■ RECORD EXCERPTS:
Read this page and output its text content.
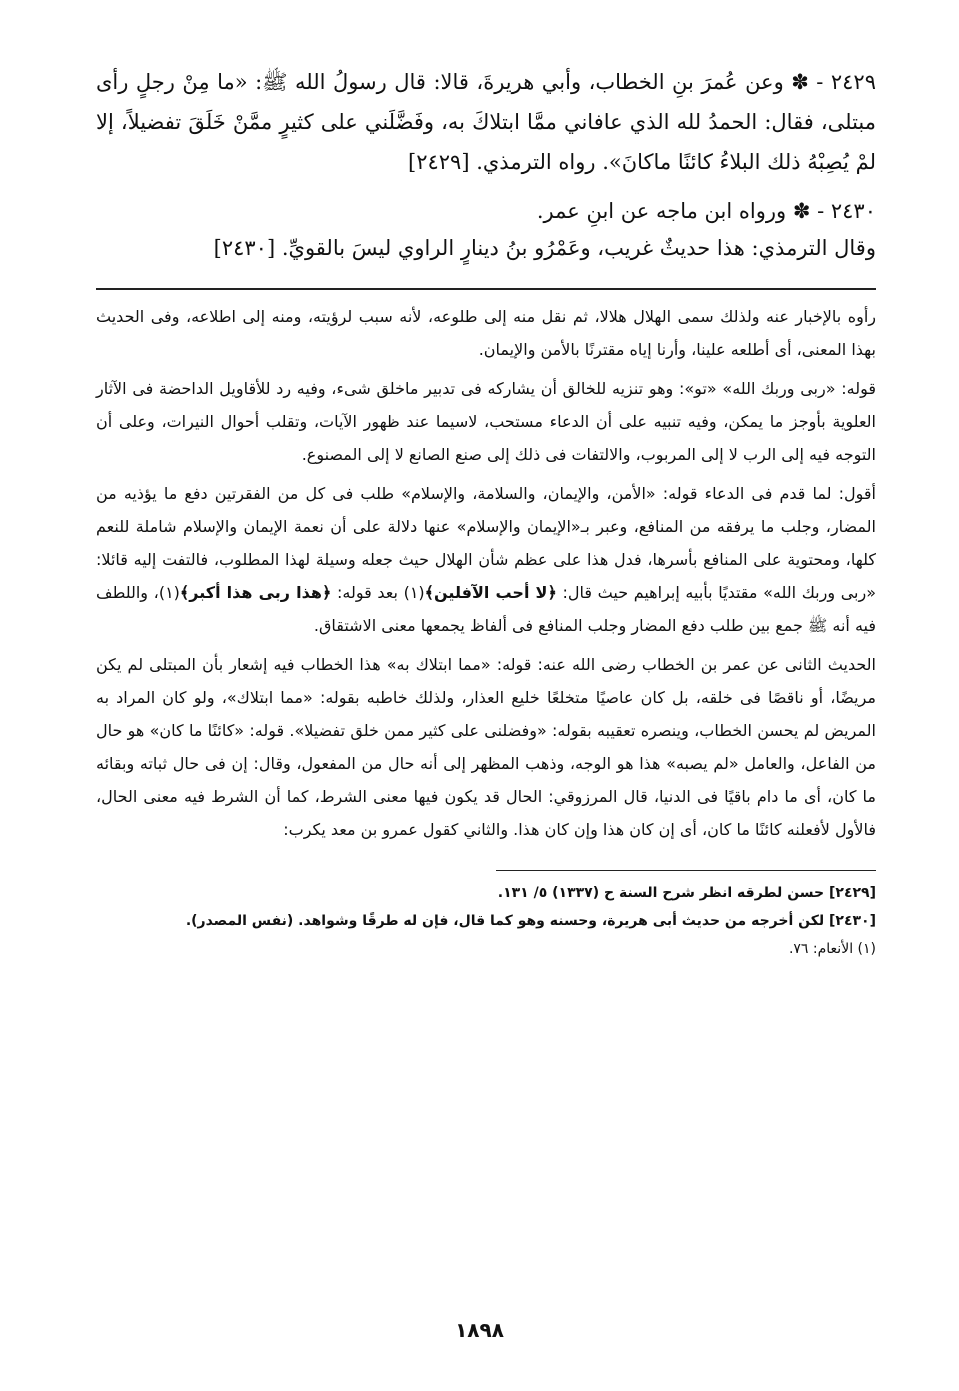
٢٤٢٩ - ✽ وعن عُمرَ بنِ الخطاب، وأبي هريرةَ، قالا: قال رسولُ الله ﷺ: «ما مِنْ رجلٍ رأى مبتلى، فقال: الحمدُ لله الذي عافاني ممَّا ابتلاكَ به، وفَضَّلَني على كثيرٍ ممَّنْ خَلَقَ تفضيلاً، إلا لمْ يُصِبْهُ ذلك البلاءُ كائنًا ماكانَ». رواه الترمذي. [٢٤٢٩]

٢٤٣٠ - ✽ ورواه ابن ماجه عن ابنِ عمر.

وقال الترمذي: هذا حديثٌ غريب، وعَمْرُو بنُ دينارٍ الراوي ليسَ بالقويِّ. [٢٤٣٠]

رأوه بالإخبار عنه ولذلك سمى الهلال هلالا، ثم نقل منه إلى طلوعه، لأنه سبب لرؤيته، ومنه إلى اطلاعه، وفى الحديث بهذا المعنى، أى أطلعه علينا، وأرنا إياه مقترنًا بالأمن والإيمان.

قوله: «ربى وربك الله» «تو»: وهو تنزيه للخالق أن يشاركه فى تدبير ماخلق شىء، وفيه رد للأقاويل الداحضة فى الآثار العلوية بأوجز ما يمكن، وفيه تنبيه على أن الدعاء مستحب، لاسيما عند ظهور الآيات، وتقلب أحوال النيرات، وعلى أن التوجه فيه إلى الرب لا إلى المربوب، والالتفات فى ذلك إلى صنع الصانع لا إلى المصنوع.

أقول: لما قدم فى الدعاء قوله: «الأمن، والإيمان، والسلامة، والإسلام» طلب فى كل من الفقرتين دفع ما يؤذيه من المضار، وجلب ما يرفقه من المنافع، وعبر بـ«الإيمان والإسلام» عنها دلالة على أن نعمة الإيمان والإسلام شاملة للنعم كلها، ومحتوية على المنافع بأسرها، فدل هذا على عظم شأن الهلال حيث جعله وسيلة لهذا المطلوب، فالتفت إليه قائلا: «ربى وربك الله» مقتديًا بأبيه إبراهيم حيث قال: ﴿لا أحب الآفلين﴾(١) بعد قوله: ﴿هذا ربى هذا أكبر﴾(١)، واللطف فيه أنه ﷺ جمع بين طلب دفع المضار وجلب المنافع فى ألفاظ يجمعها معنى الاشتقاق.

الحديث الثانى عن عمر بن الخطاب رضى الله عنه: قوله: «مما ابتلاك به» هذا الخطاب فيه إشعار بأن المبتلى لم يكن مريضًا، أو ناقصًا فى خلقه، بل كان عاصيًا متخلعًا خليع العذار، ولذلك خاطبه بقوله: «مما ابتلاك»، ولو كان المراد به المريض لم يحسن الخطاب، وينصره تعقيبه بقوله: «وفضلنى على كثير ممن خلق تفضيلا». قوله: «كائنًا ما كان» هو حال من الفاعل، والعامل «لم يصبه» هذا هو الوجه، وذهب المظهر إلى أنه حال من المفعول، وقال: إن فى حال ثباته وبقائه ما كان، أى ما دام باقيًا فى الدنيا، قال المرزوقي: الحال قد يكون فيها معنى الشرط، كما أن الشرط فيه معنى الحال، فالأول لأفعلنه كائنًا ما كان، أى إن كان هذا وإن كان هذا. والثاني كقول عمرو بن معد يكرب:

[٢٤٢٩] حسن لطرقه انظر شرح السنة ح (١٣٣٧) ٥/ ١٣١.

[٢٤٣٠] لكن أخرجه من حديث أبى هريرة، وحسنه وهو كما قال، فإن له طرقًا وشواهد. (نفس المصدر).

(١) الأنعام: ٧٦.

١٨٩٨
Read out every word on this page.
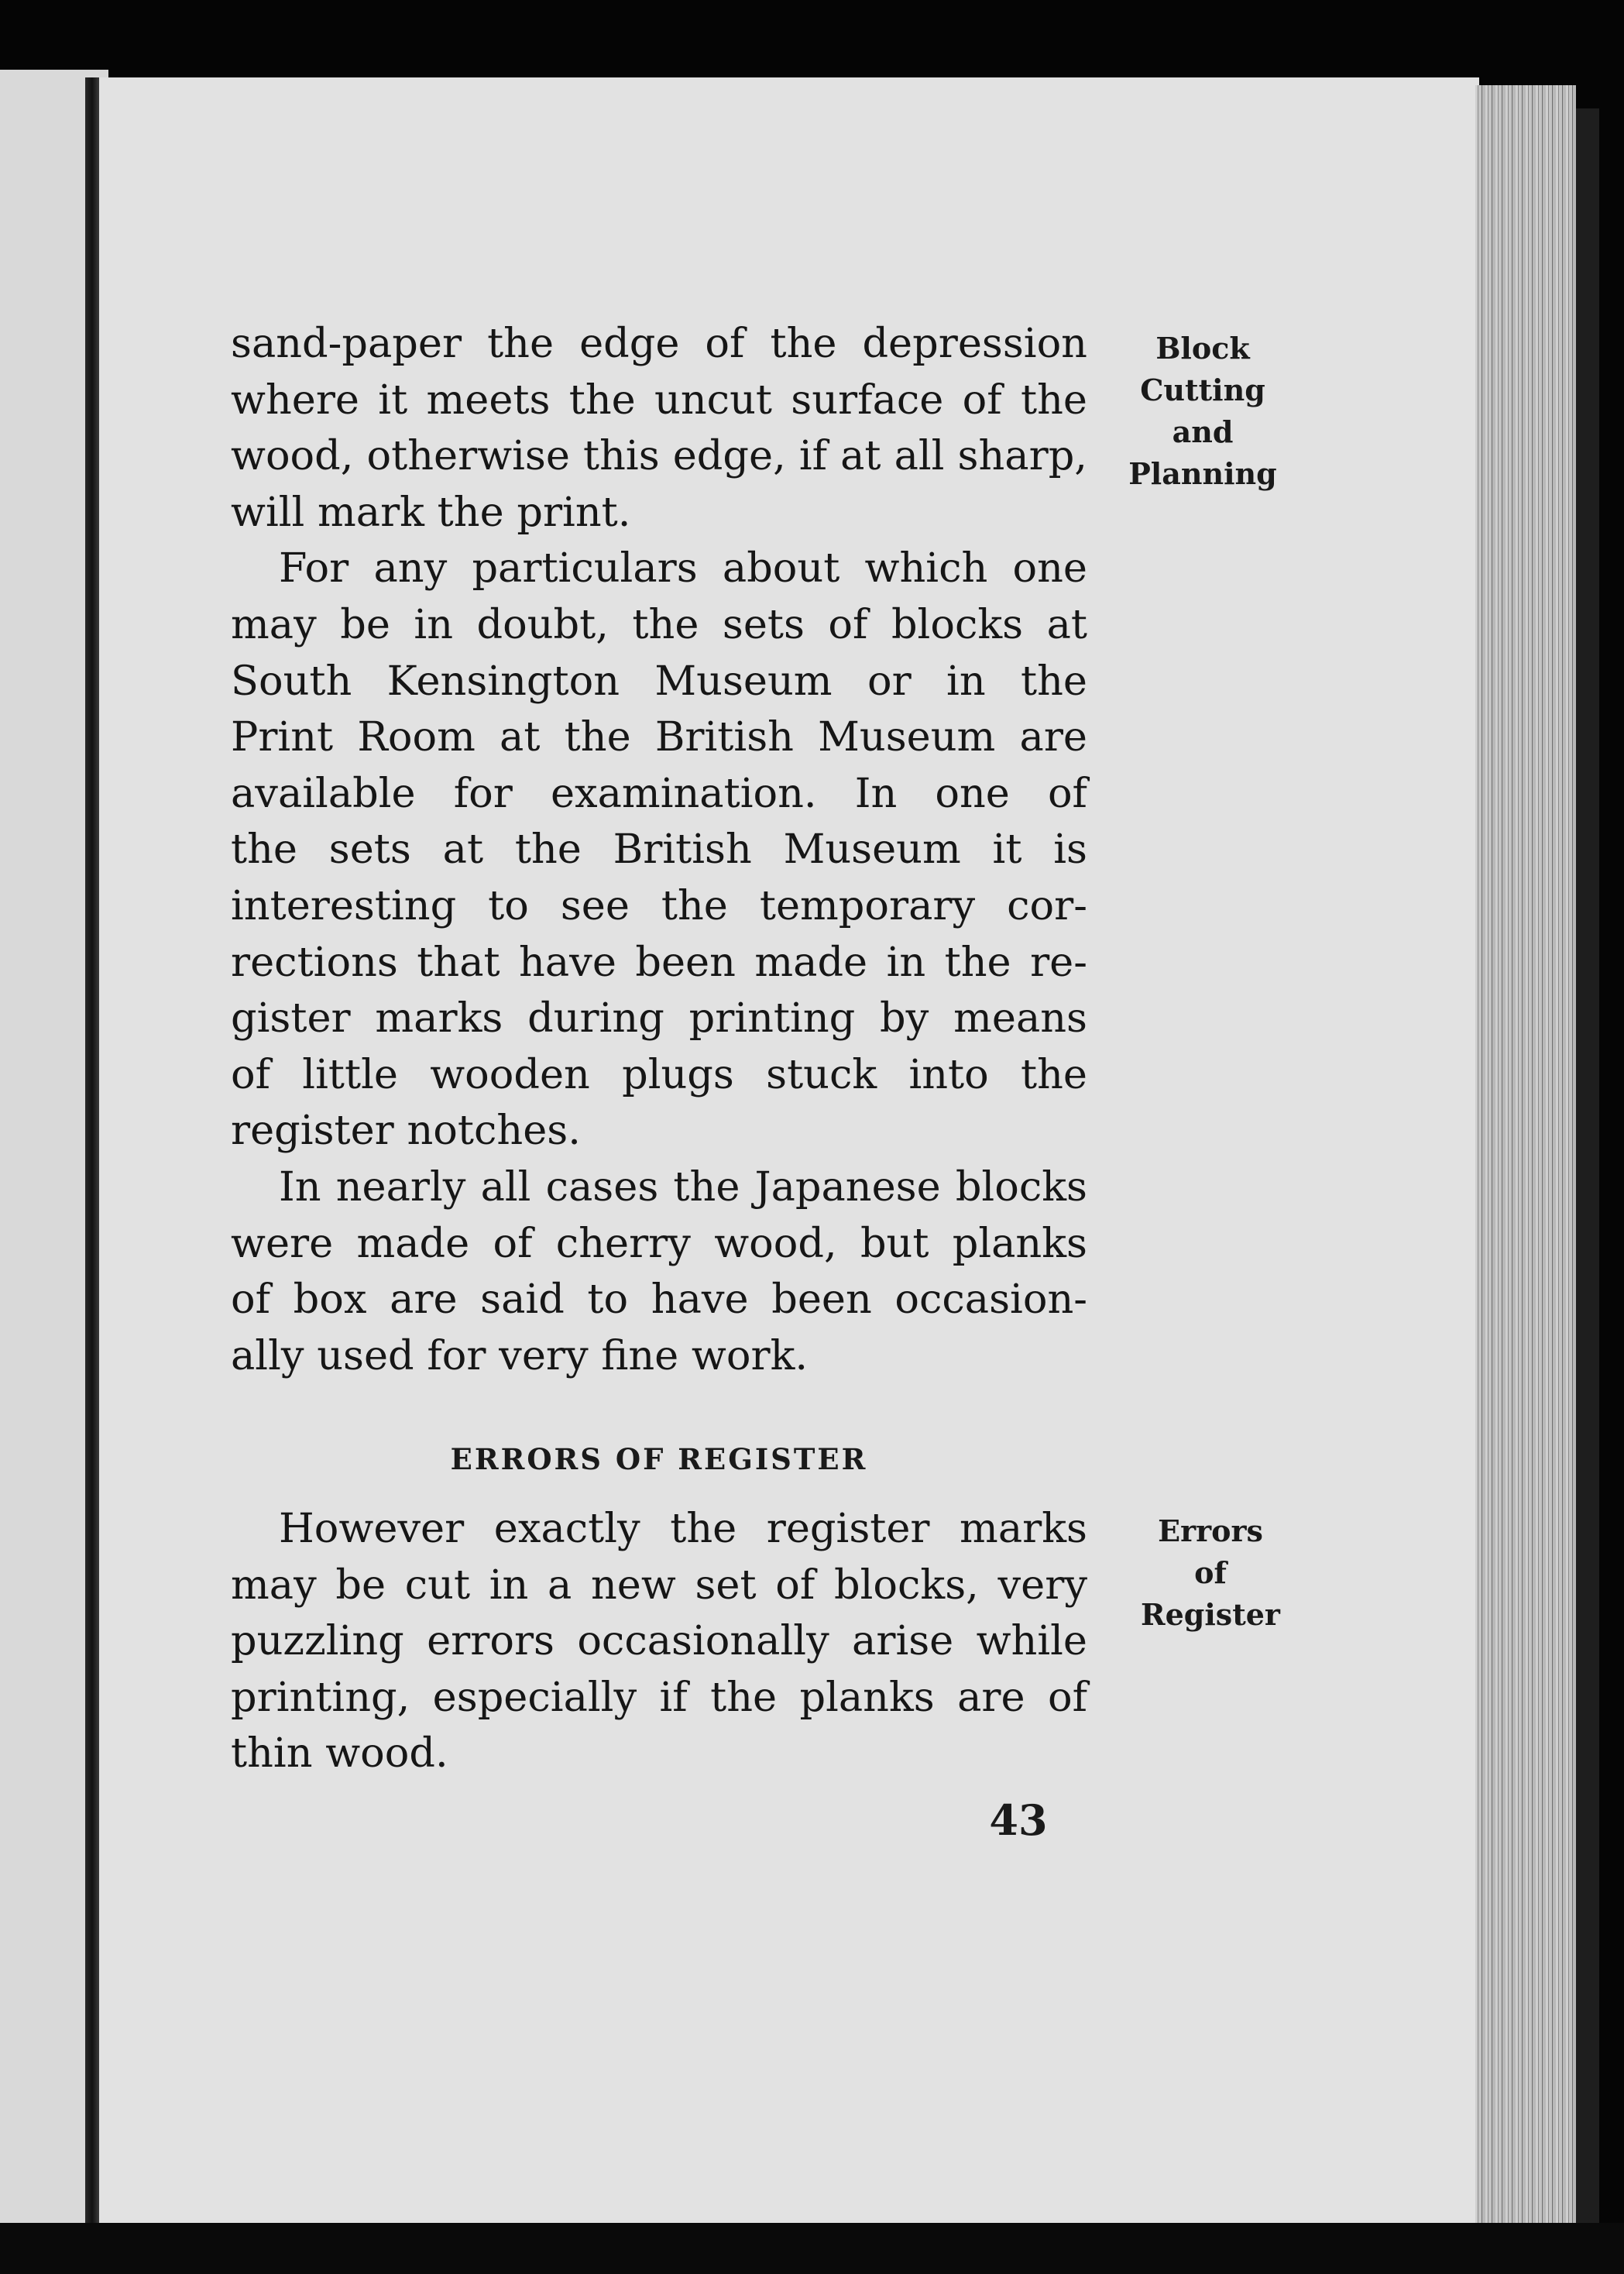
sand-paper the edge of the depression

where it meets the uncut surface of the

wood, otherwise this edge, if at all sharp,

will mark the print.

For any particulars about which one

may be in doubt, the sets of blocks at

South Kensington Museum or in the

Print Room at the British Museum are

available for examination. In one of

the sets at the British Museum it is

interesting to see the temporary cor-

rections that have been made in the re-

gister marks during printing by means

of little wooden plugs stuck into the

register notches.

In nearly all cases the Japanese blocks

were made of cherry wood, but planks

of box are said to have been occasion-

ally used for very fine work.

ERRORS OF REGISTER

However exactly the register marks

may be cut in a new set of blocks, very

puzzling errors occasionally arise while

printing, especially if the planks are of

thin wood.

Block
Cutting
and
Planning
Errors
of
Register
43
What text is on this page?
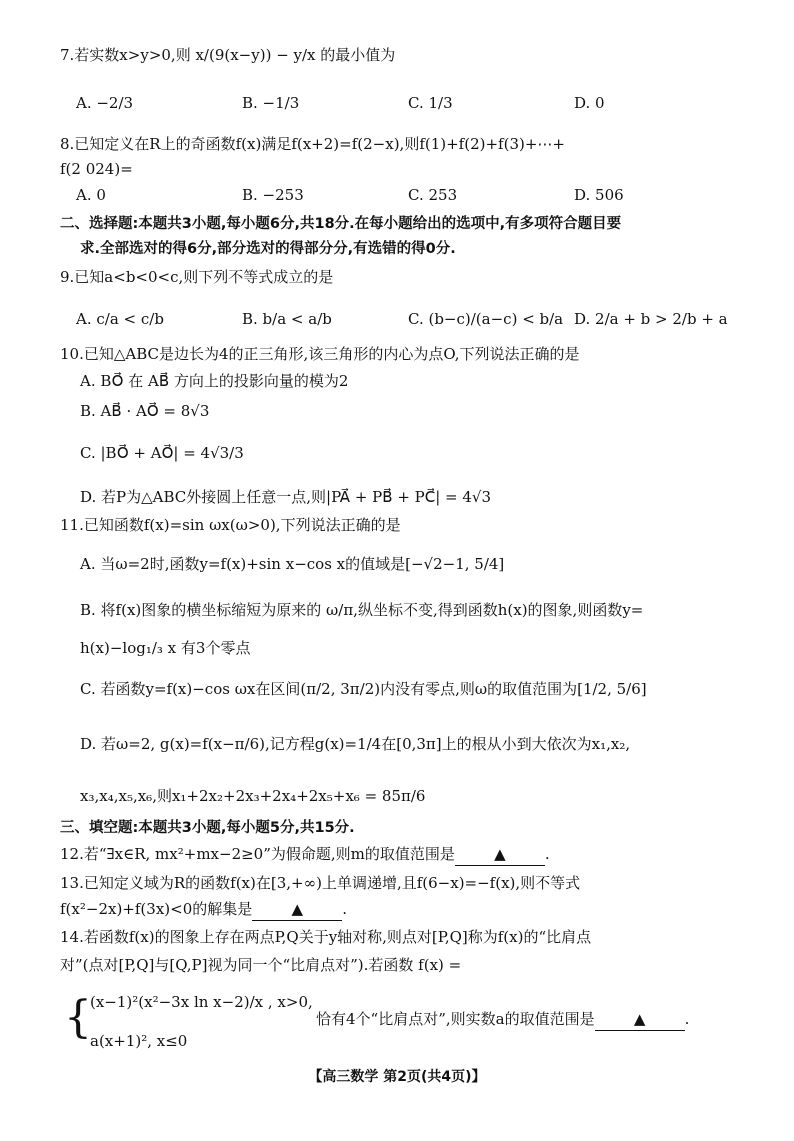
7.若实数x>y>0,则 x/(9(x−y)) − y/x 的最小值为
A. −2/3	B. −1/3	C. 1/3	D. 0
8.已知定义在R上的奇函数f(x)满足f(x+2)=f(2−x),则f(1)+f(2)+f(3)+⋯+
f(2 024)=
A. 0	B. −253	C. 253	D. 506
二、选择题:本题共3小题,每小题6分,共18分.在每小题给出的选项中,有多项符合题目要
求.全部选对的得6分,部分选对的得部分分,有选错的得0分.
9.已知a<b<0<c,则下列不等式成立的是
A. c/a < c/b	B. b/a < a/b	C. (b−c)/(a−c) < b/a D. 2/a + b > 2/b + a
10.已知△ABC是边长为4的正三角形,该三角形的内心为点O,下列说法正确的是
A. BO⃗ 在 AB⃗ 方向上的投影向量的模为2
B. AB⃗ · AO⃗ = 8√3
C. |BO⃗ + AO⃗| = 4√3/3
D. 若P为△ABC外接圆上任意一点,则|PA⃗ + PB⃗ + PC⃗| = 4√3
11.已知函数f(x)=sin ωx(ω>0),下列说法正确的是
A. 当ω=2时,函数y=f(x)+sin x−cos x的值域是[−√2−1, 5/4]
B. 将f(x)图象的横坐标缩短为原来的 ω/π,纵坐标不变,得到函数h(x)的图象,则函数y=
h(x)−log₁/₃ x 有3个零点
C. 若函数y=f(x)−cos ωx在区间(π/2, 3π/2)内没有零点,则ω的取值范围为[1/2, 5/6]
D. 若ω=2, g(x)=f(x−π/6),记方程g(x)=1/4在[0,3π]上的根从小到大依次为x₁,x₂,
x₃,x₄,x₅,x₆,则x₁+2x₂+2x₃+2x₄+2x₅+x₆ = 85π/6
三、填空题:本题共3小题,每小题5分,共15分.
12.若“∃x∈R, mx²+mx−2≥0”为假命题,则m的取值范围是	▲	.
13.已知定义域为R的函数f(x)在[3,+∞)上单调递增,且f(6−x)=−f(x),则不等式
f(x²−2x)+f(3x)<0的解集是	▲	.
14.若函数f(x)的图象上存在两点P,Q关于y轴对称,则点对[P,Q]称为f(x)的“比肩点
对”(点对[P,Q]与[Q,P]视为同一个“比肩点对”).若函数 f(x) =
{
(x−1)²(x²−3x ln x−2)/x , x>0,
a(x+1)², x≤0
恰有4个“比肩点对”,则实数a的取值范围是	▲	.
【高三数学 第2页(共4页)】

■ REQUIRED WORK:
Pick out and copy every line that contains the word "比肩点对".

■ EXERCISE SOLUTION:
对”(点对[P,Q]与[Q,P]视为同一个“比肩点对”).若函数 f(x) =
恰有4个“比肩点对”,则实数a的取值范围是	▲	.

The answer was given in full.